Do this
Wherever a line in the data below holds "name", copy that line.

Provided data
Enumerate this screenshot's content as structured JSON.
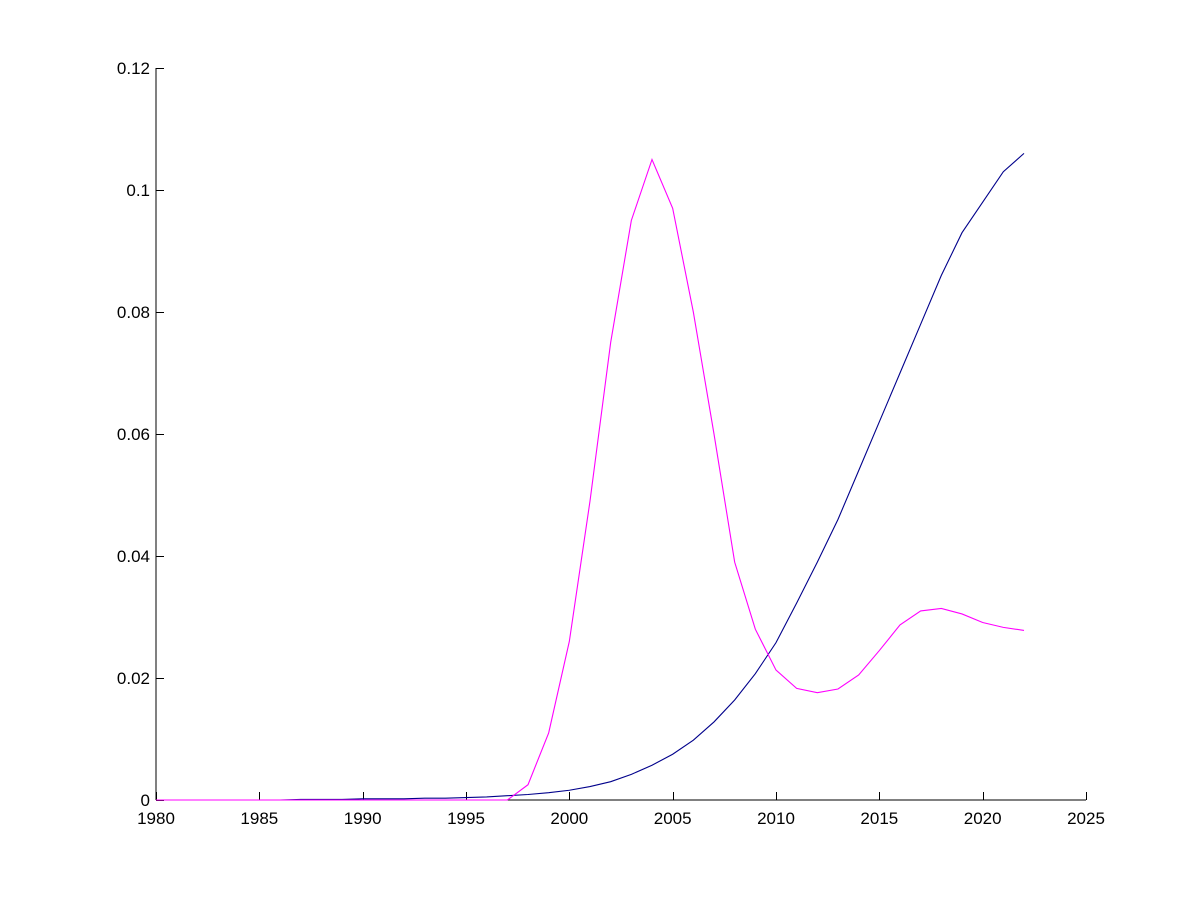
{
  "chart_data": {
    "type": "line",
    "title": "",
    "xlabel": "",
    "ylabel": "",
    "xlim": [
      1980,
      2025
    ],
    "ylim": [
      0,
      0.12
    ],
    "x_ticks": [
      "1980",
      "1985",
      "1990",
      "1995",
      "2000",
      "2005",
      "2010",
      "2015",
      "2020",
      "2025"
    ],
    "y_ticks": [
      "0",
      "0.02",
      "0.04",
      "0.06",
      "0.08",
      "0.1",
      "0.12"
    ],
    "grid": false,
    "legend": "none",
    "series": [
      {
        "color": "#00008b",
        "x": [
          1980,
          1981,
          1982,
          1983,
          1984,
          1985,
          1986,
          1987,
          1988,
          1989,
          1990,
          1991,
          1992,
          1993,
          1994,
          1995,
          1996,
          1997,
          1998,
          1999,
          2000,
          2001,
          2002,
          2003,
          2004,
          2005,
          2006,
          2007,
          2008,
          2009,
          2010,
          2011,
          2012,
          2013,
          2014,
          2015,
          2016,
          2017,
          2018,
          2019,
          2020,
          2021,
          2022
        ],
        "y": [
          0,
          0,
          0,
          0,
          0,
          0,
          0,
          0.0001,
          0.0001,
          0.0001,
          0.0002,
          0.0002,
          0.0002,
          0.0003,
          0.0003,
          0.0004,
          0.0005,
          0.0007,
          0.0009,
          0.0012,
          0.0016,
          0.0022,
          0.003,
          0.0042,
          0.0057,
          0.0075,
          0.0098,
          0.0128,
          0.0164,
          0.0207,
          0.0258,
          0.0323,
          0.039,
          0.046,
          0.054,
          0.062,
          0.07,
          0.078,
          0.086,
          0.093,
          0.098,
          0.103,
          0.106
        ]
      },
      {
        "color": "#ff00ff",
        "x": [
          1980,
          1981,
          1982,
          1983,
          1984,
          1985,
          1986,
          1987,
          1988,
          1989,
          1990,
          1991,
          1992,
          1993,
          1994,
          1995,
          1996,
          1997,
          1998,
          1999,
          2000,
          2001,
          2002,
          2003,
          2004,
          2005,
          2006,
          2007,
          2008,
          2009,
          2010,
          2011,
          2012,
          2013,
          2014,
          2015,
          2016,
          2017,
          2018,
          2019,
          2020,
          2021,
          2022
        ],
        "y": [
          0,
          0,
          0,
          0,
          0,
          0,
          0,
          0,
          0,
          0,
          0,
          0,
          0,
          0,
          0,
          0,
          0,
          0,
          0.0025,
          0.011,
          0.026,
          0.049,
          0.075,
          0.095,
          0.105,
          0.097,
          0.08,
          0.06,
          0.039,
          0.028,
          0.0213,
          0.0183,
          0.0176,
          0.0182,
          0.0205,
          0.0245,
          0.0287,
          0.031,
          0.0314,
          0.0305,
          0.0291,
          0.0283,
          0.0278
        ]
      }
    ]
  }
}
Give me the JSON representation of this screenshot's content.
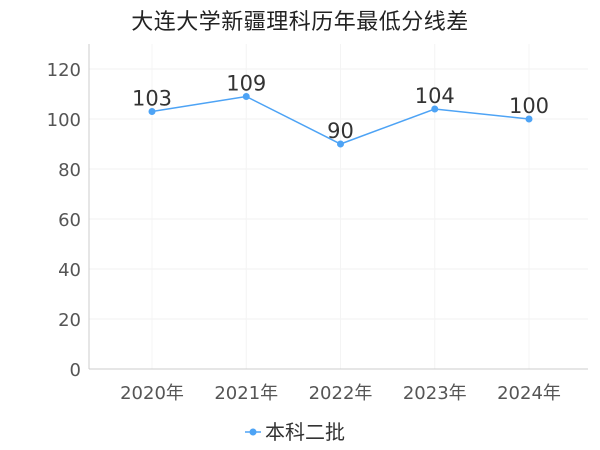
{
  "chart_data": {
    "type": "line",
    "title": "大连大学新疆理科历年最低分线差",
    "categories": [
      "2020年",
      "2021年",
      "2022年",
      "2023年",
      "2024年"
    ],
    "series": [
      {
        "name": "本科二批",
        "values": [
          103,
          109,
          90,
          104,
          100
        ],
        "color": "#4da3f5"
      }
    ],
    "xlabel": "",
    "ylabel": "",
    "ylim": [
      0,
      130
    ],
    "yticks": [
      0,
      20,
      40,
      60,
      80,
      100,
      120
    ],
    "grid": true,
    "legend": "bottom-center",
    "data_labels": true
  }
}
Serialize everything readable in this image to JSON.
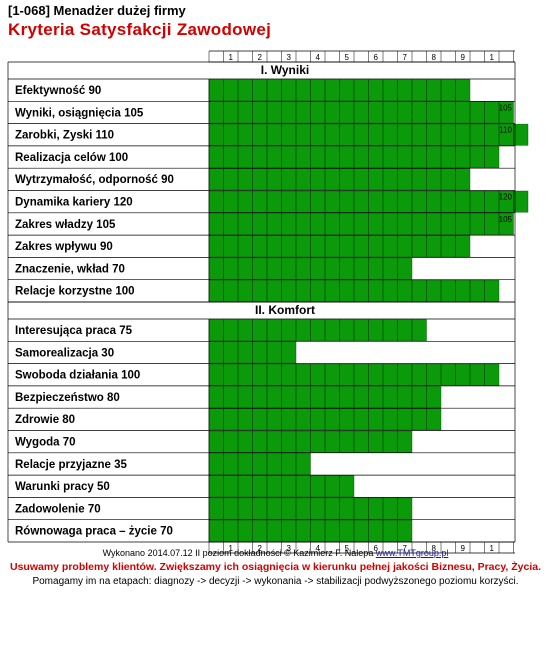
{
  "header": {
    "code": "[1-068]",
    "subtitle": "Menadżer dużej firmy",
    "title": "Kryteria Satysfakcji Zawodowej"
  },
  "colors": {
    "bar": "#0a9a0a",
    "bar_border": "#004d00",
    "title": "#d40000",
    "grid": "#000000"
  },
  "chart_data": {
    "type": "bar",
    "orientation": "horizontal",
    "scale_ticks": [
      "1",
      "2",
      "3",
      "4",
      "5",
      "6",
      "7",
      "8",
      "9",
      "1",
      ""
    ],
    "xlim": [
      0,
      110
    ],
    "sections": [
      {
        "name": "I.  Wyniki",
        "items": [
          {
            "label": "Efektywność  90",
            "value": 90,
            "data_label": ""
          },
          {
            "label": "Wyniki, osiągnięcia 105",
            "value": 105,
            "data_label": "105"
          },
          {
            "label": "Zarobki, Zyski  110",
            "value": 110,
            "data_label": "110"
          },
          {
            "label": "Realizacja celów  100",
            "value": 100,
            "data_label": ""
          },
          {
            "label": "Wytrzymałość, odporność 90",
            "value": 90,
            "data_label": ""
          },
          {
            "label": "Dynamika kariery 120",
            "value": 120,
            "data_label": "120"
          },
          {
            "label": "Zakres władzy 105",
            "value": 105,
            "data_label": "105"
          },
          {
            "label": "Zakres wpływu  90",
            "value": 90,
            "data_label": ""
          },
          {
            "label": "Znaczenie, wkład  70",
            "value": 70,
            "data_label": ""
          },
          {
            "label": "Relacje korzystne 100",
            "value": 100,
            "data_label": ""
          }
        ]
      },
      {
        "name": "II.  Komfort",
        "items": [
          {
            "label": "Interesująca praca 75",
            "value": 75,
            "data_label": ""
          },
          {
            "label": "Samorealizacja 30",
            "value": 30,
            "data_label": ""
          },
          {
            "label": "Swoboda działania 100",
            "value": 100,
            "data_label": ""
          },
          {
            "label": "Bezpieczeństwo 80",
            "value": 80,
            "data_label": ""
          },
          {
            "label": "Zdrowie 80",
            "value": 80,
            "data_label": ""
          },
          {
            "label": "Wygoda 70",
            "value": 70,
            "data_label": ""
          },
          {
            "label": "Relacje przyjazne 35",
            "value": 35,
            "data_label": ""
          },
          {
            "label": "Warunki pracy 50",
            "value": 50,
            "data_label": ""
          },
          {
            "label": "Zadowolenie 70",
            "value": 70,
            "data_label": ""
          },
          {
            "label": "Równowaga praca – życie 70",
            "value": 70,
            "data_label": ""
          }
        ]
      }
    ]
  },
  "footer": {
    "credit": "Wykonano 2014.07.12  II poziom dokładności   © Kazimierz F. Nalepa  ",
    "url": "www.TMTgroup.pl",
    "slogan": "Usuwamy problemy klientów. Zwiększamy ich osiągnięcia  w kierunku pełnej jakości  Biznesu,  Pracy, Życia.",
    "process": "Pomagamy im na etapach: diagnozy -> decyzji -> wykonania -> stabilizacji podwyższonego poziomu korzyści."
  }
}
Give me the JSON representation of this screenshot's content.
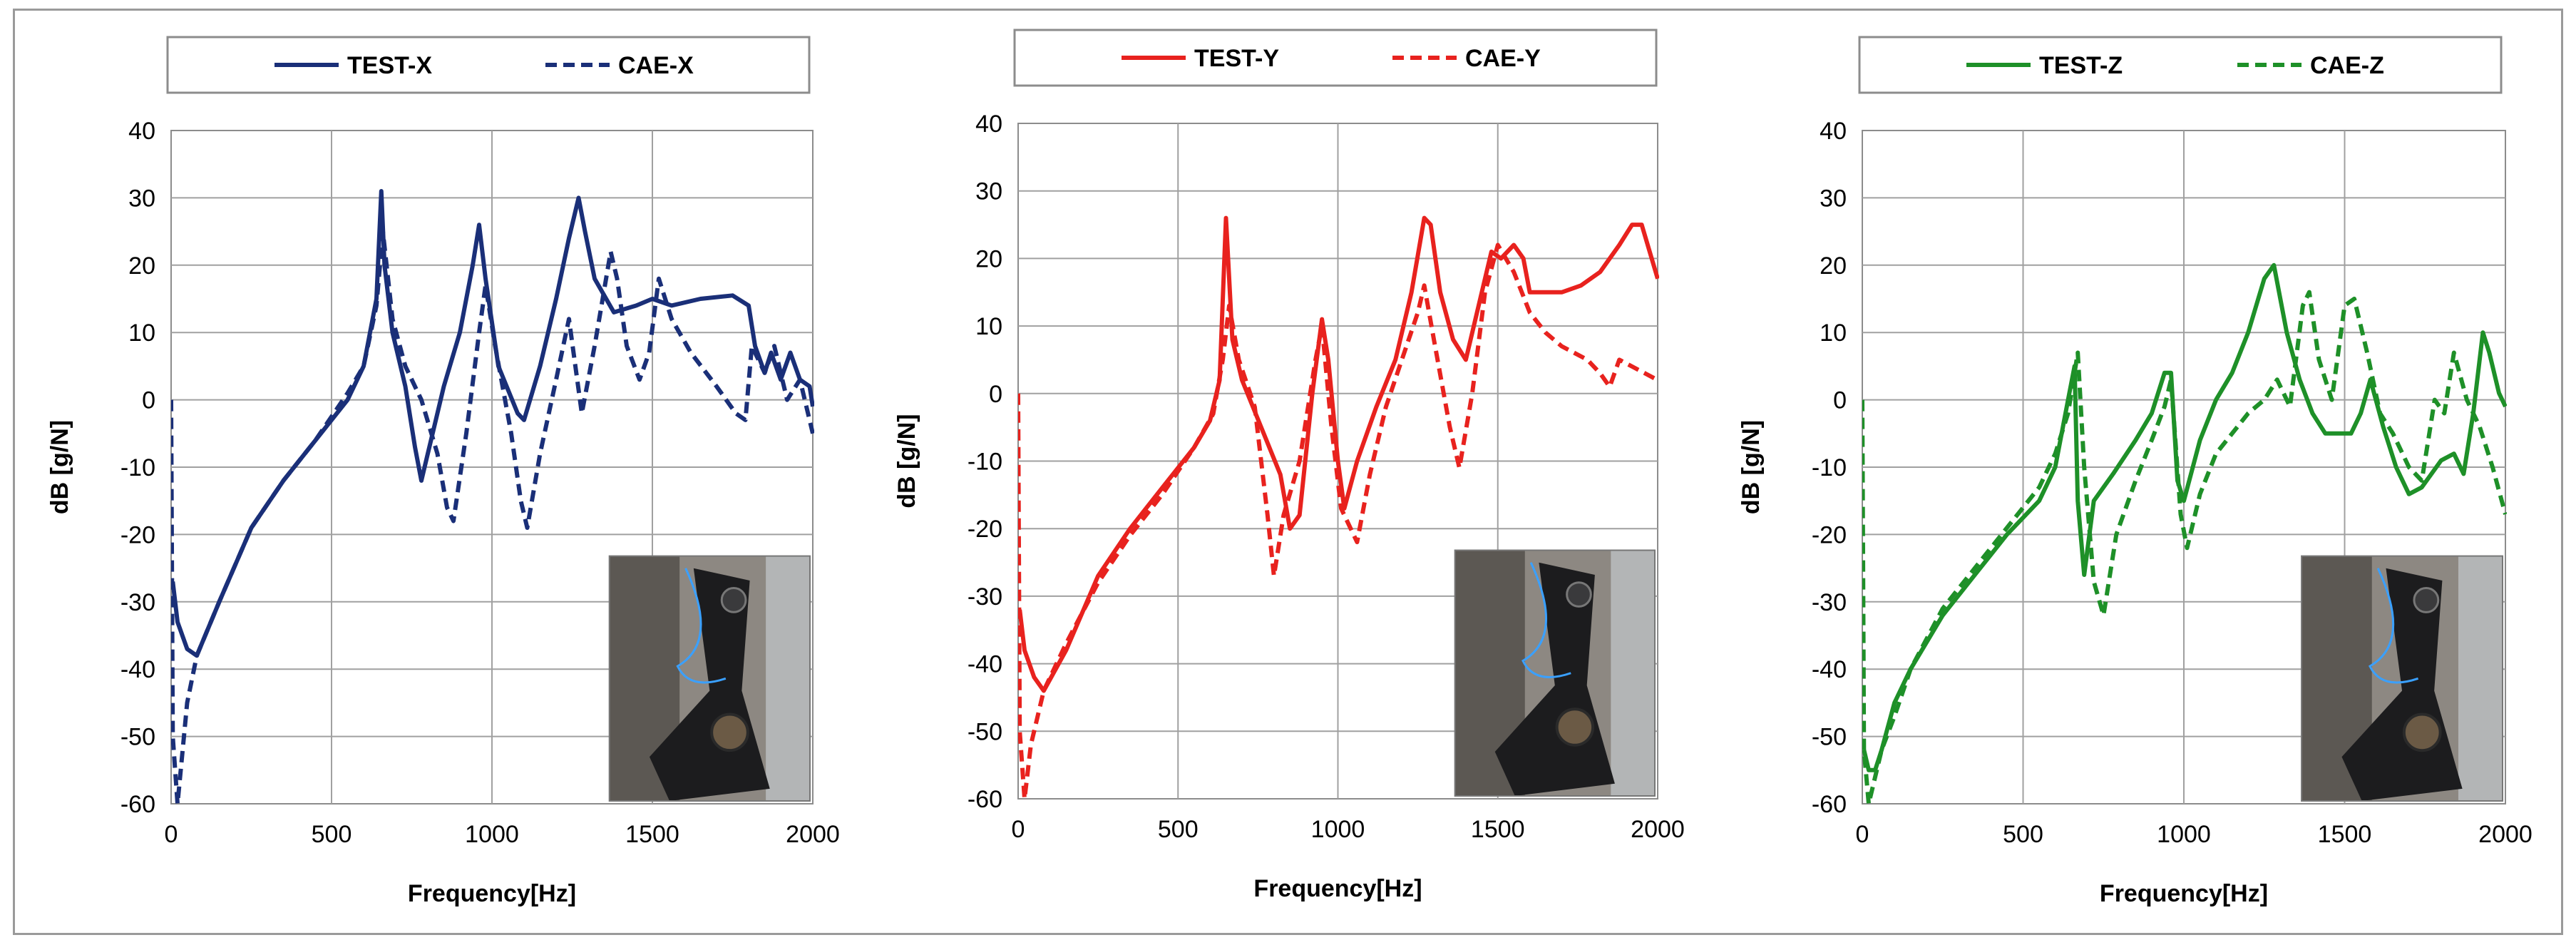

Correct response
        "name": "本科二批",
        "name": "I.  Wyniki",
        "name": "II.  Komfort",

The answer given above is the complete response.